Directions for this task: Every entry below must be repeated exactly; skip the pictures.
══ Available data
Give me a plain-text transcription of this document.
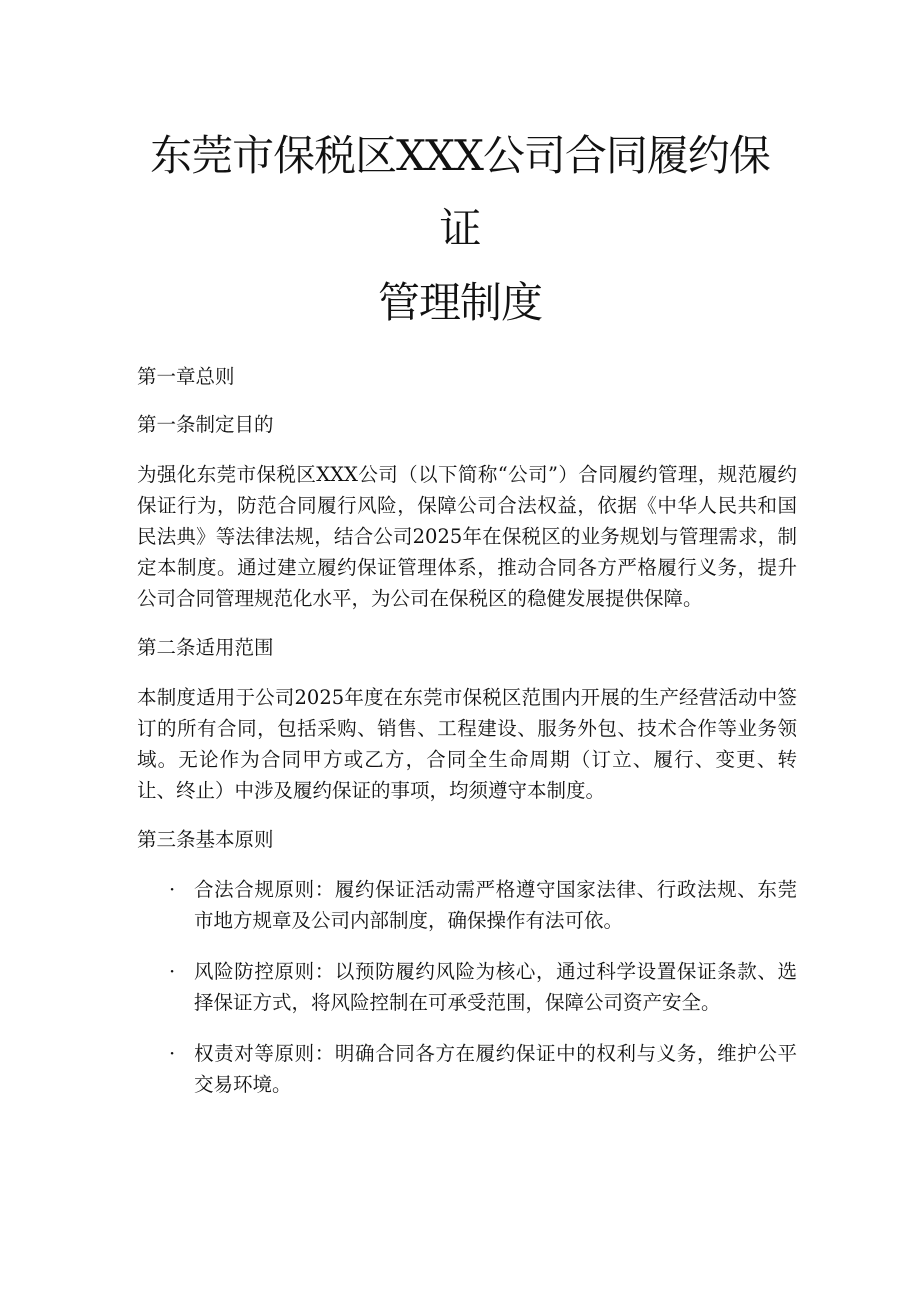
东莞市保税区XXX公司合同履约保
证
管理制度

第一章总则

第一条制定目的

为强化东莞市保税区XXX公司（以下简称“公司”）合同履约管理，规范履约保证行为，防范合同履行风险，保障公司合法权益，依据《中华人民共和国民法典》等法律法规，结合公司2025年在保税区的业务规划与管理需求，制定本制度。通过建立履约保证管理体系，推动合同各方严格履行义务，提升公司合同管理规范化水平，为公司在保税区的稳健发展提供保障。

第二条适用范围

本制度适用于公司2025年度在东莞市保税区范围内开展的生产经营活动中签订的所有合同，包括采购、销售、工程建设、服务外包、技术合作等业务领域。无论作为合同甲方或乙方，合同全生命周期（订立、履行、变更、转让、终止）中涉及履约保证的事项，均须遵守本制度。

第三条基本原则

· 合法合规原则：履约保证活动需严格遵守国家法律、行政法规、东莞市地方规章及公司内部制度，确保操作有法可依。
· 风险防控原则：以预防履约风险为核心，通过科学设置保证条款、选择保证方式，将风险控制在可承受范围，保障公司资产安全。
· 权责对等原则：明确合同各方在履约保证中的权利与义务，维护公平交易环境。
════
The solution:
Give me a plain-text transcription of this document.
东莞市保税区XXX公司合同履约保
证
管理制度

第一章总则

第一条制定目的

为强化东莞市保税区XXX公司（以下简称“公司”）合同履约管理，规范履约保证行为，防范合同履行风险，保障公司合法权益，依据《中华人民共和国民法典》等法律法规，结合公司2025年在保税区的业务规划与管理需求，制定本制度。通过建立履约保证管理体系，推动合同各方严格履行义务，提升公司合同管理规范化水平，为公司在保税区的稳健发展提供保障。

第二条适用范围

本制度适用于公司2025年度在东莞市保税区范围内开展的生产经营活动中签订的所有合同，包括采购、销售、工程建设、服务外包、技术合作等业务领域。无论作为合同甲方或乙方，合同全生命周期（订立、履行、变更、转让、终止）中涉及履约保证的事项，均须遵守本制度。

第三条基本原则

· 合法合规原则：履约保证活动需严格遵守国家法律、行政法规、东莞市地方规章及公司内部制度，确保操作有法可依。
· 风险防控原则：以预防履约风险为核心，通过科学设置保证条款、选择保证方式，将风险控制在可承受范围，保障公司资产安全。
· 权责对等原则：明确合同各方在履约保证中的权利与义务，维护公平交易环境。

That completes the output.